In the listing below, identify each line with the word "المدفوعات" and return those lines.

[Raw records]
begin

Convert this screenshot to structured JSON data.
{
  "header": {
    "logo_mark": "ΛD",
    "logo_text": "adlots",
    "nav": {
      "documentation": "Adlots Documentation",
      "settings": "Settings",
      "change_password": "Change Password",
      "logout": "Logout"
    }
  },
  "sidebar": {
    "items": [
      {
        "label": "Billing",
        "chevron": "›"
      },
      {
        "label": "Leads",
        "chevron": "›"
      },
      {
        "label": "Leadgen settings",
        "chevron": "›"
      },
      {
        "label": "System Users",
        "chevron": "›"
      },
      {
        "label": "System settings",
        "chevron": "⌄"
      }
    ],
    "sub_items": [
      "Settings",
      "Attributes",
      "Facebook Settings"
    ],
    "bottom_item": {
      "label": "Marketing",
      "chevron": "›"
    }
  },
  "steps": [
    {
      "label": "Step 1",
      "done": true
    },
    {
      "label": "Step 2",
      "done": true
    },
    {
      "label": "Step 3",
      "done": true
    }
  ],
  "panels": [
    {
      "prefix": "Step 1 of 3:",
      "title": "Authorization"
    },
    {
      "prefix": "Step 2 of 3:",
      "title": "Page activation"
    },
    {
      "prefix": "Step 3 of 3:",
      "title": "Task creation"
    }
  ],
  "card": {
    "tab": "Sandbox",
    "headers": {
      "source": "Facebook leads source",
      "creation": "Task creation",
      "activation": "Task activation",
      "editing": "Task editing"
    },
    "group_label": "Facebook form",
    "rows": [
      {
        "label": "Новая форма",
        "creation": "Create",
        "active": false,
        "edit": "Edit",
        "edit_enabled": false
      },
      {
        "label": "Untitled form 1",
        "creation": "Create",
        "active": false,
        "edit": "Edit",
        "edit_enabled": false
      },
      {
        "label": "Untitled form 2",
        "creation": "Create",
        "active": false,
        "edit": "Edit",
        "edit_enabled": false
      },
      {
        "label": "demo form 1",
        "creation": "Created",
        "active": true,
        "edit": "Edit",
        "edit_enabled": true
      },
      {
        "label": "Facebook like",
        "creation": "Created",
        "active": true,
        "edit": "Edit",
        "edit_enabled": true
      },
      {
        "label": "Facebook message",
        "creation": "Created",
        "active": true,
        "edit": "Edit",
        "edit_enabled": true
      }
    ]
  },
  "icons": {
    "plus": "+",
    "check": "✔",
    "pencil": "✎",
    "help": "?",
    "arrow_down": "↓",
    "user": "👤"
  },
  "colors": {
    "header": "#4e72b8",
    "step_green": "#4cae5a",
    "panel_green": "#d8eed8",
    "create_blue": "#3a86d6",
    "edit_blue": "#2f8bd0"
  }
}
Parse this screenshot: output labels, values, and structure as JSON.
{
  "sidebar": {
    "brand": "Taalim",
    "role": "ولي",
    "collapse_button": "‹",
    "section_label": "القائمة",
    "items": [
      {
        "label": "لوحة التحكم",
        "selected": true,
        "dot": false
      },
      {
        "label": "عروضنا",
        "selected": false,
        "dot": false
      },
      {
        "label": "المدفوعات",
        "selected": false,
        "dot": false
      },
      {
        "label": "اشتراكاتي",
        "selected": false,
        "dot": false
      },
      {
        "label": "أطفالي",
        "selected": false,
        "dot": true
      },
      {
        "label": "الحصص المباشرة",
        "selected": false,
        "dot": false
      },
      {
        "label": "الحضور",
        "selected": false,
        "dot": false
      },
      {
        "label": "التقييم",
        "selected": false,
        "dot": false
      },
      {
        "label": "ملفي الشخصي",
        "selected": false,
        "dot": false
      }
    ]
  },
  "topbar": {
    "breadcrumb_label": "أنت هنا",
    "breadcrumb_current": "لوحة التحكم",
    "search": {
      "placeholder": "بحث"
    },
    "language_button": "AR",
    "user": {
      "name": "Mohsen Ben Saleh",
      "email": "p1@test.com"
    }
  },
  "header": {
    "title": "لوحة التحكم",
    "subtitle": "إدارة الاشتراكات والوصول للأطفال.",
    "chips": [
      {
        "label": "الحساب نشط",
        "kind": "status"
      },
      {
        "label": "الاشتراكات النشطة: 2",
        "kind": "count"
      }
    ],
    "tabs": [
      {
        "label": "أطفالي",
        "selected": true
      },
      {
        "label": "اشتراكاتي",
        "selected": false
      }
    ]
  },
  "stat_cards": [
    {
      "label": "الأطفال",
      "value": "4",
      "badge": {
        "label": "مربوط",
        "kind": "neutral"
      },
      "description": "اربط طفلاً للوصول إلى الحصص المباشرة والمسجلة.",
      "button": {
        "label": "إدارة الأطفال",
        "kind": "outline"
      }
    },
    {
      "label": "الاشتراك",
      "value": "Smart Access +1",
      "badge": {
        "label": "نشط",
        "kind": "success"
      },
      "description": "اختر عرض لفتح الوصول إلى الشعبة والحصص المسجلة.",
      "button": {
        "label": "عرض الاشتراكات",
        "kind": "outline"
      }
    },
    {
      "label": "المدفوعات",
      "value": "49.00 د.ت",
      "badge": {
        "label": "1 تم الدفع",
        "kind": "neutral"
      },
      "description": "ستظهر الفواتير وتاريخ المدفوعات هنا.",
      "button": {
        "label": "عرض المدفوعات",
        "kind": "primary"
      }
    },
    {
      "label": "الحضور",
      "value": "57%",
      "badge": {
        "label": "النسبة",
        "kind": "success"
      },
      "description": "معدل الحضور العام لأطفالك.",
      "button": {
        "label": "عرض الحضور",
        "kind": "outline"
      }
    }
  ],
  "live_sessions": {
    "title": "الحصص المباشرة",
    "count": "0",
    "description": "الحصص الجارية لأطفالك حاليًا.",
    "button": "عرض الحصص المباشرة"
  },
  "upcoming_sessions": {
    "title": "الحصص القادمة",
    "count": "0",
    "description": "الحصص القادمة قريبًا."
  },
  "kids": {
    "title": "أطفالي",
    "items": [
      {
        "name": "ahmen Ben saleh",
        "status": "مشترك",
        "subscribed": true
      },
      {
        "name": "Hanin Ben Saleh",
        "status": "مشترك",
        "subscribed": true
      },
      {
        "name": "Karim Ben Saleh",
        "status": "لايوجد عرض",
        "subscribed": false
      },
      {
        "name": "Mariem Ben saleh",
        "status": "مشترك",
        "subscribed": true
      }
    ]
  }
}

end

[Task answer]
        "label": "المدفوعات",
      "label": "المدفوعات",
      "description": "ستظهر الفواتير وتاريخ المدفوعات هنا.",
        "label": "عرض المدفوعات",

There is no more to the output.